REQUIREMENT: Give the material once more, word for word, without any images.

SOURCE RECORDS:
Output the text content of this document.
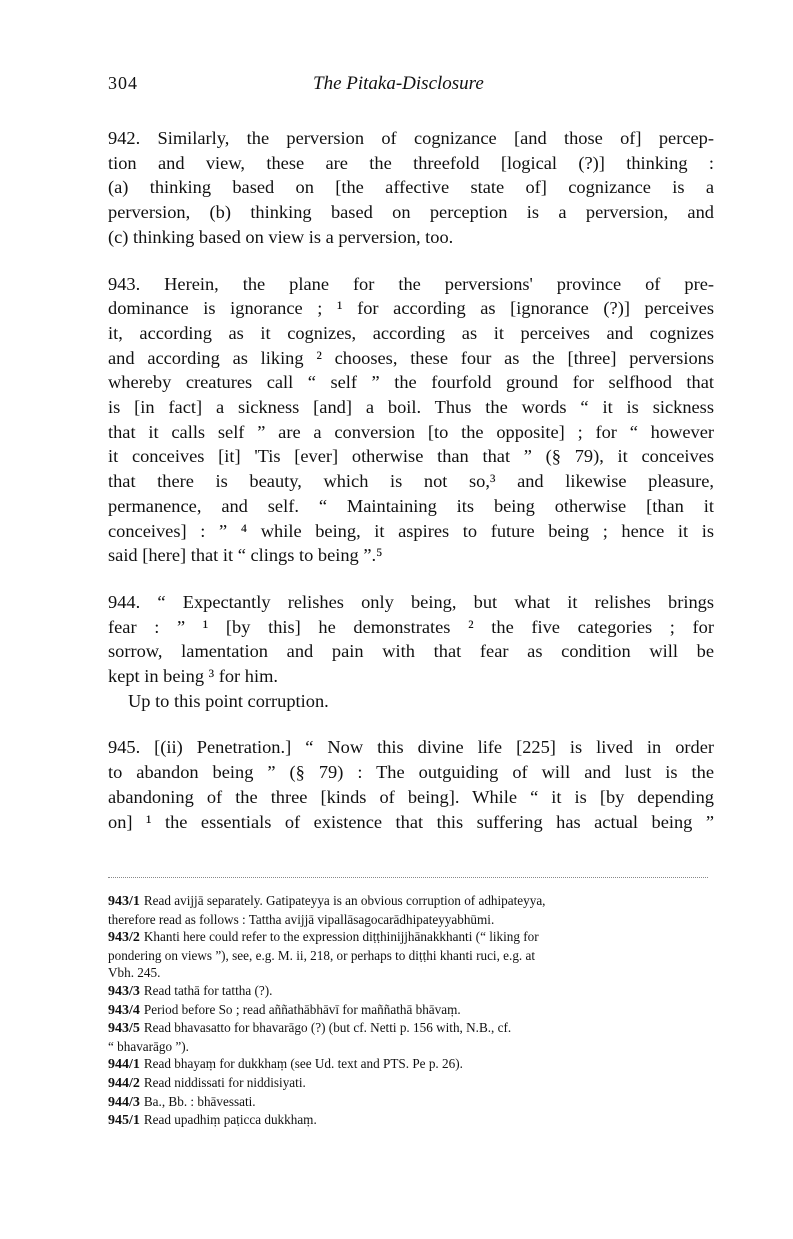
304	The Pitaka-Disclosure
942. Similarly, the perversion of cognizance [and those of] percep-
tion and view, these are the threefold [logical (?)] thinking :
(a) thinking based on [the affective state of] cognizance is a
perversion, (b) thinking based on perception is a perversion, and
(c) thinking based on view is a perversion, too.
943. Herein, the plane for the perversions' province of pre-
dominance is ignorance ; ¹ for according as [ignorance (?)] perceives
it, according as it cognizes, according as it perceives and cognizes
and according as liking ² chooses, these four as the [three] perversions
whereby creatures call “ self ” the fourfold ground for selfhood that
is [in fact] a sickness [and] a boil. Thus the words “ it is sickness
that it calls self ” are a conversion [to the opposite] ; for “ however
it conceives [it] 'Tis [ever] otherwise than that ” (§ 79), it conceives
that there is beauty, which is not so,³ and likewise pleasure,
permanence, and self. “ Maintaining its being otherwise [than it
conceives] : ” ⁴ while being, it aspires to future being ; hence it is
said [here] that it “ clings to being ”.⁵
944. “ Expectantly relishes only being, but what it relishes brings
fear : ” ¹ [by this] he demonstrates ² the five categories ; for
sorrow, lamentation and pain with that fear as condition will be
kept in being ³ for him.
Up to this point corruption.
945. [(ii) Penetration.] “ Now this divine life [225] is lived in order
to abandon being ” (§ 79) : The outguiding of will and lust is the
abandoning of the three [kinds of being]. While “ it is [by depending
on] ¹ the essentials of existence that this suffering has actual being ”
943/1 Read avijjā separately. Gatipateyya is an obvious corruption of adhipateyya,
therefore read as follows : Tattha avijjā vipallāsagocarādhipateyyabhūmi.
943/2 Khanti here could refer to the expression diṭṭhinijjhānakkhanti (“ liking for
pondering on views ”), see, e.g. M. ii, 218, or perhaps to diṭṭhi khanti ruci, e.g. at
Vbh. 245.
943/3 Read tathā for tattha (?).
943/4 Period before So ; read aññathābhāvī for maññathā bhāvaṃ.
943/5 Read bhavasatto for bhavarāgo (?) (but cf. Netti p. 156 with, N.B., cf.
“ bhavarāgo ”).
944/1 Read bhayaṃ for dukkhaṃ (see Ud. text and PTS. Pe p. 26).
944/2 Read niddissati for niddisiyati.
944/3 Ba., Bb. : bhāvessati.
945/1 Read upadhiṃ paṭicca dukkhaṃ.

COMPLETE OUTPUT:
Output the text content of this document.
304	The Pitaka-Disclosure
942. Similarly, the perversion of cognizance [and those of] percep-
tion and view, these are the threefold [logical (?)] thinking :
(a) thinking based on [the affective state of] cognizance is a
perversion, (b) thinking based on perception is a perversion, and
(c) thinking based on view is a perversion, too.
943. Herein, the plane for the perversions' province of pre-
dominance is ignorance ; ¹ for according as [ignorance (?)] perceives
it, according as it cognizes, according as it perceives and cognizes
and according as liking ² chooses, these four as the [three] perversions
whereby creatures call “ self ” the fourfold ground for selfhood that
is [in fact] a sickness [and] a boil. Thus the words “ it is sickness
that it calls self ” are a conversion [to the opposite] ; for “ however
it conceives [it] 'Tis [ever] otherwise than that ” (§ 79), it conceives
that there is beauty, which is not so,³ and likewise pleasure,
permanence, and self. “ Maintaining its being otherwise [than it
conceives] : ” ⁴ while being, it aspires to future being ; hence it is
said [here] that it “ clings to being ”.⁵
944. “ Expectantly relishes only being, but what it relishes brings
fear : ” ¹ [by this] he demonstrates ² the five categories ; for
sorrow, lamentation and pain with that fear as condition will be
kept in being ³ for him.
Up to this point corruption.
945. [(ii) Penetration.] “ Now this divine life [225] is lived in order
to abandon being ” (§ 79) : The outguiding of will and lust is the
abandoning of the three [kinds of being]. While “ it is [by depending
on] ¹ the essentials of existence that this suffering has actual being ”
943/1 Read avijjā separately. Gatipateyya is an obvious corruption of adhipateyya,
therefore read as follows : Tattha avijjā vipallāsagocarādhipateyyabhūmi.
943/2 Khanti here could refer to the expression diṭṭhinijjhānakkhanti (“ liking for
pondering on views ”), see, e.g. M. ii, 218, or perhaps to diṭṭhi khanti ruci, e.g. at
Vbh. 245.
943/3 Read tathā for tattha (?).
943/4 Period before So ; read aññathābhāvī for maññathā bhāvaṃ.
943/5 Read bhavasatto for bhavarāgo (?) (but cf. Netti p. 156 with, N.B., cf.
“ bhavarāgo ”).
944/1 Read bhayaṃ for dukkhaṃ (see Ud. text and PTS. Pe p. 26).
944/2 Read niddissati for niddisiyati.
944/3 Ba., Bb. : bhāvessati.
945/1 Read upadhiṃ paṭicca dukkhaṃ.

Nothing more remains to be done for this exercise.